Data records:
++++++
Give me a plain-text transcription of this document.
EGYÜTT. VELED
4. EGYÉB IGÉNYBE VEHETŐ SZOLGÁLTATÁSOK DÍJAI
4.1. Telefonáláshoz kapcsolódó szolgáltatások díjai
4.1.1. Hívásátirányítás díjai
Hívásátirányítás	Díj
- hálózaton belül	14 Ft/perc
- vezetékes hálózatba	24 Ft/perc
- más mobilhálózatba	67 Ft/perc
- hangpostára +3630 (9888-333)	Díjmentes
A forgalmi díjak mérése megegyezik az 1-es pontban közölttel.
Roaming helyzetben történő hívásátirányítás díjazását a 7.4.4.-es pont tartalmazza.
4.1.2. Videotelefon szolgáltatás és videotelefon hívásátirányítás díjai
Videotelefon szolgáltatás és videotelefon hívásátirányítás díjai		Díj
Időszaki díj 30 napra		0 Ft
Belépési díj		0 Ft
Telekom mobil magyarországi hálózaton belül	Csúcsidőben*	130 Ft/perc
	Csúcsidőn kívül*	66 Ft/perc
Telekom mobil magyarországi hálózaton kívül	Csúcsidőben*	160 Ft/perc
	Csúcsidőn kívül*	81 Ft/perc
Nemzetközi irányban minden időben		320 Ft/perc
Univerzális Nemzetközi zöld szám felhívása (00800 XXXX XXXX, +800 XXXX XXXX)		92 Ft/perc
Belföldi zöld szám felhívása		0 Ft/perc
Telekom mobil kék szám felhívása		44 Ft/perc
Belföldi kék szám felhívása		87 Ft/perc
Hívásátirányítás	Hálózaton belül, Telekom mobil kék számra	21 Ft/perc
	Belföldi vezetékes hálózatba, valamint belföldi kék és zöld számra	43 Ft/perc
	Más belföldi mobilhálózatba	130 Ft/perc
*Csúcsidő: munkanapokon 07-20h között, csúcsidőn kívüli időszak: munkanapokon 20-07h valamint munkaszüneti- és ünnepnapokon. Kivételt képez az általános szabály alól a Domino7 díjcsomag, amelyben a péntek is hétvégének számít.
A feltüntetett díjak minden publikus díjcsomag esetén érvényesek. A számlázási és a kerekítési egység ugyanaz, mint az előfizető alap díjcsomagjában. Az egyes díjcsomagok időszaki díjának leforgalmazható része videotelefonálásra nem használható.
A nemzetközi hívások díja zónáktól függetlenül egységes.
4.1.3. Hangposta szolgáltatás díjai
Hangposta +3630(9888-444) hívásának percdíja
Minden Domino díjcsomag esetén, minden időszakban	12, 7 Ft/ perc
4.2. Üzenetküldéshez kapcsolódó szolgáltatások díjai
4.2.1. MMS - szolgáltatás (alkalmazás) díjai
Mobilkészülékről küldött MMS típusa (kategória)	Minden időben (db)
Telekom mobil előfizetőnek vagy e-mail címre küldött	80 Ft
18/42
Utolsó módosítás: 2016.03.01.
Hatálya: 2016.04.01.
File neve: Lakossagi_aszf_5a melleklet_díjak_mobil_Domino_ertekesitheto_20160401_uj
++++++
**What you need to do**
Extract each entry in full and write it down exactly.

**Answer in full**
Give me a plain-text transcription of this document.
EGYÜTT. VELED
4. EGYÉB IGÉNYBE VEHETŐ SZOLGÁLTATÁSOK DÍJAI
4.1. Telefonáláshoz kapcsolódó szolgáltatások díjai
4.1.1. Hívásátirányítás díjai
Hívásátirányítás	Díj
- hálózaton belül	14 Ft/perc
- vezetékes hálózatba	24 Ft/perc
- más mobilhálózatba	67 Ft/perc
- hangpostára +3630 (9888-333)	Díjmentes
A forgalmi díjak mérése megegyezik az 1-es pontban közölttel.
Roaming helyzetben történő hívásátirányítás díjazását a 7.4.4.-es pont tartalmazza.
4.1.2. Videotelefon szolgáltatás és videotelefon hívásátirányítás díjai
Videotelefon szolgáltatás és videotelefon hívásátirányítás díjai		Díj
Időszaki díj 30 napra		0 Ft
Belépési díj		0 Ft
Telekom mobil magyarországi hálózaton belül	Csúcsidőben*	130 Ft/perc
	Csúcsidőn kívül*	66 Ft/perc
Telekom mobil magyarországi hálózaton kívül	Csúcsidőben*	160 Ft/perc
	Csúcsidőn kívül*	81 Ft/perc
Nemzetközi irányban minden időben		320 Ft/perc
Univerzális Nemzetközi zöld szám felhívása (00800 XXXX XXXX, +800 XXXX XXXX)		92 Ft/perc
Belföldi zöld szám felhívása		0 Ft/perc
Telekom mobil kék szám felhívása		44 Ft/perc
Belföldi kék szám felhívása		87 Ft/perc
Hívásátirányítás	Hálózaton belül, Telekom mobil kék számra	21 Ft/perc
	Belföldi vezetékes hálózatba, valamint belföldi kék és zöld számra	43 Ft/perc
	Más belföldi mobilhálózatba	130 Ft/perc
*Csúcsidő: munkanapokon 07-20h között, csúcsidőn kívüli időszak: munkanapokon 20-07h valamint munkaszüneti- és ünnepnapokon. Kivételt képez az általános szabály alól a Domino7 díjcsomag, amelyben a péntek is hétvégének számít.
A feltüntetett díjak minden publikus díjcsomag esetén érvényesek. A számlázási és a kerekítési egység ugyanaz, mint az előfizető alap díjcsomagjában. Az egyes díjcsomagok időszaki díjának leforgalmazható része videotelefonálásra nem használható.
A nemzetközi hívások díja zónáktól függetlenül egységes.
4.1.3. Hangposta szolgáltatás díjai
Hangposta +3630(9888-444) hívásának percdíja
Minden Domino díjcsomag esetén, minden időszakban	12, 7 Ft/ perc
4.2. Üzenetküldéshez kapcsolódó szolgáltatások díjai
4.2.1. MMS - szolgáltatás (alkalmazás) díjai
Mobilkészülékről küldött MMS típusa (kategória)	Minden időben (db)
Telekom mobil előfizetőnek vagy e-mail címre küldött	80 Ft
18/42
Utolsó módosítás: 2016.03.01.
Hatálya: 2016.04.01.
File neve: Lakossagi_aszf_5a melleklet_díjak_mobil_Domino_ertekesitheto_20160401_uj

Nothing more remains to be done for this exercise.